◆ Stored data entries
━━━━━━━━━━━━━━━━━━━━━━━━━━━━━━

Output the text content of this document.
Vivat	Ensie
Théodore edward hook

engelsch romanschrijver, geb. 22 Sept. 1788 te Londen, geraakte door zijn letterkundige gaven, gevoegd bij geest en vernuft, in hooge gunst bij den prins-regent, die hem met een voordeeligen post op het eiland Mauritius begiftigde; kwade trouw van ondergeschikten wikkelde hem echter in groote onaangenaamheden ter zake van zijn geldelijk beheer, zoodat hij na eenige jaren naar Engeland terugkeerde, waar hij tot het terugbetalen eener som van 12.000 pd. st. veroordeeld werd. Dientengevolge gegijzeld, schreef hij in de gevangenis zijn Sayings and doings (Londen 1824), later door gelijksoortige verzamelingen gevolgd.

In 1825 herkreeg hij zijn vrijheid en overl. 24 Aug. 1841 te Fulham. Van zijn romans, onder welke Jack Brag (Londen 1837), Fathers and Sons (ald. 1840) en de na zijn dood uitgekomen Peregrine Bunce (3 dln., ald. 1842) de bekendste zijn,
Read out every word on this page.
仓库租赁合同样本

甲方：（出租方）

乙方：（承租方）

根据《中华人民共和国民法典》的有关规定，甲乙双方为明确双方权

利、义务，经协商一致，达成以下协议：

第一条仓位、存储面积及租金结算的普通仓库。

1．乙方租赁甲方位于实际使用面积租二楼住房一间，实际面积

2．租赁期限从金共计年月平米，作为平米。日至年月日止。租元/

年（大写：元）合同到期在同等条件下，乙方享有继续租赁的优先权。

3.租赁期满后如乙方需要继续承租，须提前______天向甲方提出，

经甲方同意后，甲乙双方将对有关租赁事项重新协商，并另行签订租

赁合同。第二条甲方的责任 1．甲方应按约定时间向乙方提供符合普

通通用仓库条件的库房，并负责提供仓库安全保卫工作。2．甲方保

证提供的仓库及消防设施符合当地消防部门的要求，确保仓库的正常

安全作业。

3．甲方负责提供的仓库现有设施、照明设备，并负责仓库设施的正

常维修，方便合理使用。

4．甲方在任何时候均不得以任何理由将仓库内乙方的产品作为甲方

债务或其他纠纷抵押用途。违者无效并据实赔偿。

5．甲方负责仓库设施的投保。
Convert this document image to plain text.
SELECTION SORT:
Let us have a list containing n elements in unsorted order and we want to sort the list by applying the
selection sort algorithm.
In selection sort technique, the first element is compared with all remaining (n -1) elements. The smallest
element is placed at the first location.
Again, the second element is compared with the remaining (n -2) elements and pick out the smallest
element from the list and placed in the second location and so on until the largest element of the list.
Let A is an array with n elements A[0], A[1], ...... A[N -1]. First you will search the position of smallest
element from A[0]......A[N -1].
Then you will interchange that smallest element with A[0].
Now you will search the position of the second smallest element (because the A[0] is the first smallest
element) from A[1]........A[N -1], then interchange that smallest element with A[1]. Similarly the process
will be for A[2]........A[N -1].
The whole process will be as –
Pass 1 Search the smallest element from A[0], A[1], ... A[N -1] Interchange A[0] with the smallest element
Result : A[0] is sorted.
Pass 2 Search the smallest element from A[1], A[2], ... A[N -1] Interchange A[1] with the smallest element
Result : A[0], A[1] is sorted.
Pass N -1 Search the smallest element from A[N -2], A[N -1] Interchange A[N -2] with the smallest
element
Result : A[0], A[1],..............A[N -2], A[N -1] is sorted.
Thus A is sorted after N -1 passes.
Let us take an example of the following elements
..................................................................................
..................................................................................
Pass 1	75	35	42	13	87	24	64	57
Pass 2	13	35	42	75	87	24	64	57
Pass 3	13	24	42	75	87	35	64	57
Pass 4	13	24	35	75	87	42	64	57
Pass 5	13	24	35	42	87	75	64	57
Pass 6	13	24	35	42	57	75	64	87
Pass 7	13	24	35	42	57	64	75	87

━━━━━━━━━━━━━━━━━━━━━━━━━━━━━━

Using the data above, output each line exactly.

◆ Problem solution
Output the text content of this document.
Vivat	Ensie
Théodore edward hook

engelsch romanschrijver, geb. 22 Sept. 1788 te Londen, geraakte door zijn letterkundige gaven, gevoegd bij geest en vernuft, in hooge gunst bij den prins-regent, die hem met een voordeeligen post op het eiland Mauritius begiftigde; kwade trouw van ondergeschikten wikkelde hem echter in groote onaangenaamheden ter zake van zijn geldelijk beheer, zoodat hij na eenige jaren naar Engeland terugkeerde, waar hij tot het terugbetalen eener som van 12.000 pd. st. veroordeeld werd. Dientengevolge gegijzeld, schreef hij in de gevangenis zijn Sayings and doings (Londen 1824), later door gelijksoortige verzamelingen gevolgd.

In 1825 herkreeg hij zijn vrijheid en overl. 24 Aug. 1841 te Fulham. Van zijn romans, onder welke Jack Brag (Londen 1837), Fathers and Sons (ald. 1840) en de na zijn dood uitgekomen Peregrine Bunce (3 dln., ald. 1842) de bekendste zijn,
Read out every word on this page.
仓库租赁合同样本

甲方：（出租方）

乙方：（承租方）

根据《中华人民共和国民法典》的有关规定，甲乙双方为明确双方权

利、义务，经协商一致，达成以下协议：

第一条仓位、存储面积及租金结算的普通仓库。

1．乙方租赁甲方位于实际使用面积租二楼住房一间，实际面积

2．租赁期限从金共计年月平米，作为平米。日至年月日止。租元/

年（大写：元）合同到期在同等条件下，乙方享有继续租赁的优先权。

3.租赁期满后如乙方需要继续承租，须提前______天向甲方提出，

经甲方同意后，甲乙双方将对有关租赁事项重新协商，并另行签订租

赁合同。第二条甲方的责任 1．甲方应按约定时间向乙方提供符合普

通通用仓库条件的库房，并负责提供仓库安全保卫工作。2．甲方保

证提供的仓库及消防设施符合当地消防部门的要求，确保仓库的正常

安全作业。

3．甲方负责提供的仓库现有设施、照明设备，并负责仓库设施的正

常维修，方便合理使用。

4．甲方在任何时候均不得以任何理由将仓库内乙方的产品作为甲方

债务或其他纠纷抵押用途。违者无效并据实赔偿。

5．甲方负责仓库设施的投保。
Convert this document image to plain text.
SELECTION SORT:
Let us have a list containing n elements in unsorted order and we want to sort the list by applying the
selection sort algorithm.
In selection sort technique, the first element is compared with all remaining (n -1) elements. The smallest
element is placed at the first location.
Again, the second element is compared with the remaining (n -2) elements and pick out the smallest
element from the list and placed in the second location and so on until the largest element of the list.
Let A is an array with n elements A[0], A[1], ...... A[N -1]. First you will search the position of smallest
element from A[0]......A[N -1].
Then you will interchange that smallest element with A[0].
Now you will search the position of the second smallest element (because the A[0] is the first smallest
element) from A[1]........A[N -1], then interchange that smallest element with A[1]. Similarly the process
will be for A[2]........A[N -1].
The whole process will be as –
Pass 1 Search the smallest element from A[0], A[1], ... A[N -1] Interchange A[0] with the smallest element
Result : A[0] is sorted.
Pass 2 Search the smallest element from A[1], A[2], ... A[N -1] Interchange A[1] with the smallest element
Result : A[0], A[1] is sorted.
Pass N -1 Search the smallest element from A[N -2], A[N -1] Interchange A[N -2] with the smallest
element
Result : A[0], A[1],..............A[N -2], A[N -1] is sorted.
Thus A is sorted after N -1 passes.
Let us take an example of the following elements
..................................................................................
..................................................................................
Pass 1	75	35	42	13	87	24	64	57
Pass 2	13	35	42	75	87	24	64	57
Pass 3	13	24	42	75	87	35	64	57
Pass 4	13	24	35	75	87	42	64	57
Pass 5	13	24	35	42	87	75	64	57
Pass 6	13	24	35	42	57	75	64	87
Pass 7	13	24	35	42	57	64	75	87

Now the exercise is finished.